▶ [Problem]
Copy everything in the listing below word for word, apart from any images.

▶ [Data supplied]
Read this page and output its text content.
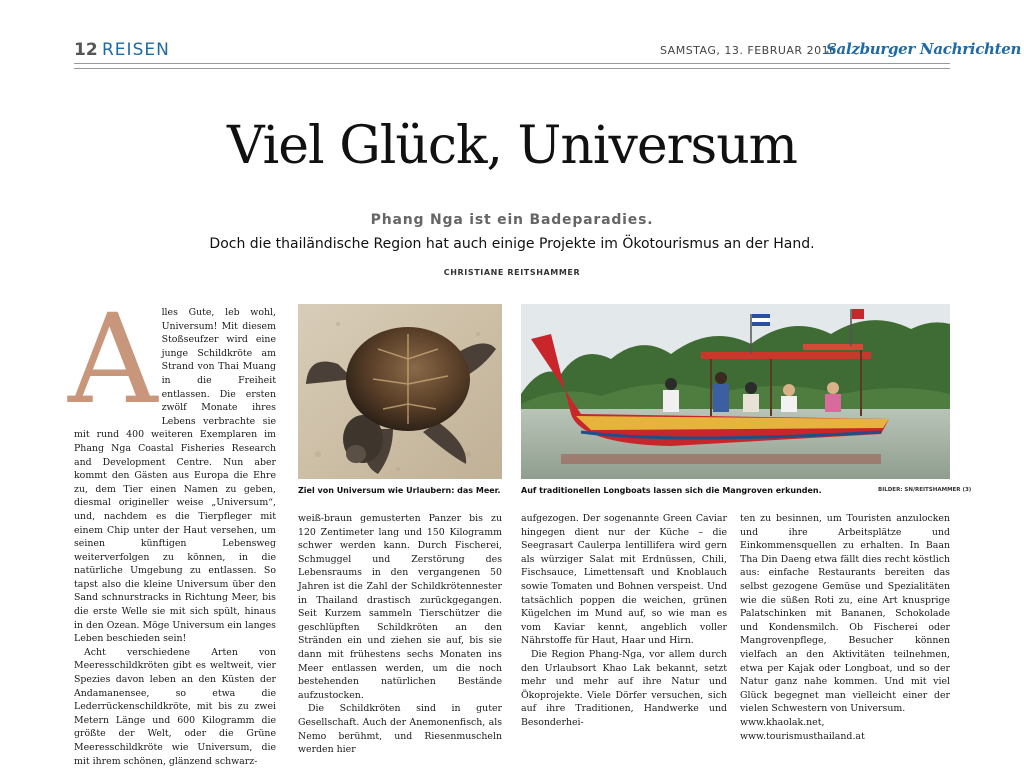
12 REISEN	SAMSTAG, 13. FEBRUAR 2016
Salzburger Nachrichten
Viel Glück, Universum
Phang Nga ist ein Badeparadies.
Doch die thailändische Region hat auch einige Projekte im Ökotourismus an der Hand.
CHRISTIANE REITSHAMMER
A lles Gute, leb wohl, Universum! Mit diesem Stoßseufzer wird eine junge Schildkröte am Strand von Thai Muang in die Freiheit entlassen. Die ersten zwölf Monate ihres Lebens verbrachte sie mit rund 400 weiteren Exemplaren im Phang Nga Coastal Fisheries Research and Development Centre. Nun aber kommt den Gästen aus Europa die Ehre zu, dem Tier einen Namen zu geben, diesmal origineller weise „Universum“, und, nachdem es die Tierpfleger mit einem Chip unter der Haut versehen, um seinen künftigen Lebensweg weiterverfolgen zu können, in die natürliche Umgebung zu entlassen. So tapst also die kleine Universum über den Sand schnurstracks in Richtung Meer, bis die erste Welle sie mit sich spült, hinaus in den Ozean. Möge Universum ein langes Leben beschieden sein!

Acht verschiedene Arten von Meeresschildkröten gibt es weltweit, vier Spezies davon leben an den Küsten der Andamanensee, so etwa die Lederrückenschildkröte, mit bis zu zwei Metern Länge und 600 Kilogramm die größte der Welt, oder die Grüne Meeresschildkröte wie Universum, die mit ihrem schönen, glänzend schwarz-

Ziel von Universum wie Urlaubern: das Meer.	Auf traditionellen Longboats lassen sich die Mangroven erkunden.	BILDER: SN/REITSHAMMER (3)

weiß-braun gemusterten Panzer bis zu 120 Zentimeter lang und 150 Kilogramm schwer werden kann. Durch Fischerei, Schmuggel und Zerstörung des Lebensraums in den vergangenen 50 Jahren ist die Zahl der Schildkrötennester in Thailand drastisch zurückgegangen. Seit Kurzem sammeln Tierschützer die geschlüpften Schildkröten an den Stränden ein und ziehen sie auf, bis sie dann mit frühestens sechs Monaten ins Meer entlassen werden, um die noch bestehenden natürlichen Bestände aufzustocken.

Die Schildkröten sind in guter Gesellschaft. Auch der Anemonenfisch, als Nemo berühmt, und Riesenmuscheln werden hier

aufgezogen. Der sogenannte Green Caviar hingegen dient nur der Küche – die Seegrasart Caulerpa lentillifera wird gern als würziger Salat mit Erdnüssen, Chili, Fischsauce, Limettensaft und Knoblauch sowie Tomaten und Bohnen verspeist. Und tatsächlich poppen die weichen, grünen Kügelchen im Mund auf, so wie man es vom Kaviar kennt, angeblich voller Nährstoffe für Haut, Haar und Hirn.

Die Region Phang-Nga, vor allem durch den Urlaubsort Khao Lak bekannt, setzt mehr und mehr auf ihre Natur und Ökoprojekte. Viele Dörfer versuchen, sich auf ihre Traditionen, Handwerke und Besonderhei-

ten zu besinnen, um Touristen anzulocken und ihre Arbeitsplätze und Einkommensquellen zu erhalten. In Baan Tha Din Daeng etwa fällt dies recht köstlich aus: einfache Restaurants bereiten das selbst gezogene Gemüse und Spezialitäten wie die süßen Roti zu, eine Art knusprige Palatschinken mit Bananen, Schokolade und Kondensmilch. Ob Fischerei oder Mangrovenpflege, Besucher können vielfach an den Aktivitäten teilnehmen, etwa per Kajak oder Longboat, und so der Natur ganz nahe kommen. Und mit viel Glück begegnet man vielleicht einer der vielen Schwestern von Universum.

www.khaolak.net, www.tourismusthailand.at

▶ [Solution]
Read this page and output its text content.
12 REISEN	SAMSTAG, 13. FEBRUAR 2016
Salzburger Nachrichten
Viel Glück, Universum
Phang Nga ist ein Badeparadies.
Doch die thailändische Region hat auch einige Projekte im Ökotourismus an der Hand.
CHRISTIANE REITSHAMMER
A lles Gute, leb wohl, Universum! Mit diesem Stoßseufzer wird eine junge Schildkröte am Strand von Thai Muang in die Freiheit entlassen. Die ersten zwölf Monate ihres Lebens verbrachte sie mit rund 400 weiteren Exemplaren im Phang Nga Coastal Fisheries Research and Development Centre. Nun aber kommt den Gästen aus Europa die Ehre zu, dem Tier einen Namen zu geben, diesmal origineller weise „Universum“, und, nachdem es die Tierpfleger mit einem Chip unter der Haut versehen, um seinen künftigen Lebensweg weiterverfolgen zu können, in die natürliche Umgebung zu entlassen. So tapst also die kleine Universum über den Sand schnurstracks in Richtung Meer, bis die erste Welle sie mit sich spült, hinaus in den Ozean. Möge Universum ein langes Leben beschieden sein!

Acht verschiedene Arten von Meeresschildkröten gibt es weltweit, vier Spezies davon leben an den Küsten der Andamanensee, so etwa die Lederrückenschildkröte, mit bis zu zwei Metern Länge und 600 Kilogramm die größte der Welt, oder die Grüne Meeresschildkröte wie Universum, die mit ihrem schönen, glänzend schwarz-

Ziel von Universum wie Urlaubern: das Meer.	Auf traditionellen Longboats lassen sich die Mangroven erkunden.	BILDER: SN/REITSHAMMER (3)

weiß-braun gemusterten Panzer bis zu 120 Zentimeter lang und 150 Kilogramm schwer werden kann. Durch Fischerei, Schmuggel und Zerstörung des Lebensraums in den vergangenen 50 Jahren ist die Zahl der Schildkrötennester in Thailand drastisch zurückgegangen. Seit Kurzem sammeln Tierschützer die geschlüpften Schildkröten an den Stränden ein und ziehen sie auf, bis sie dann mit frühestens sechs Monaten ins Meer entlassen werden, um die noch bestehenden natürlichen Bestände aufzustocken.

Die Schildkröten sind in guter Gesellschaft. Auch der Anemonenfisch, als Nemo berühmt, und Riesenmuscheln werden hier

aufgezogen. Der sogenannte Green Caviar hingegen dient nur der Küche – die Seegrasart Caulerpa lentillifera wird gern als würziger Salat mit Erdnüssen, Chili, Fischsauce, Limettensaft und Knoblauch sowie Tomaten und Bohnen verspeist. Und tatsächlich poppen die weichen, grünen Kügelchen im Mund auf, so wie man es vom Kaviar kennt, angeblich voller Nährstoffe für Haut, Haar und Hirn.

Die Region Phang-Nga, vor allem durch den Urlaubsort Khao Lak bekannt, setzt mehr und mehr auf ihre Natur und Ökoprojekte. Viele Dörfer versuchen, sich auf ihre Traditionen, Handwerke und Besonderhei-

ten zu besinnen, um Touristen anzulocken und ihre Arbeitsplätze und Einkommensquellen zu erhalten. In Baan Tha Din Daeng etwa fällt dies recht köstlich aus: einfache Restaurants bereiten das selbst gezogene Gemüse und Spezialitäten wie die süßen Roti zu, eine Art knusprige Palatschinken mit Bananen, Schokolade und Kondensmilch. Ob Fischerei oder Mangrovenpflege, Besucher können vielfach an den Aktivitäten teilnehmen, etwa per Kajak oder Longboat, und so der Natur ganz nahe kommen. Und mit viel Glück begegnet man vielleicht einer der vielen Schwestern von Universum.

www.khaolak.net, www.tourismusthailand.at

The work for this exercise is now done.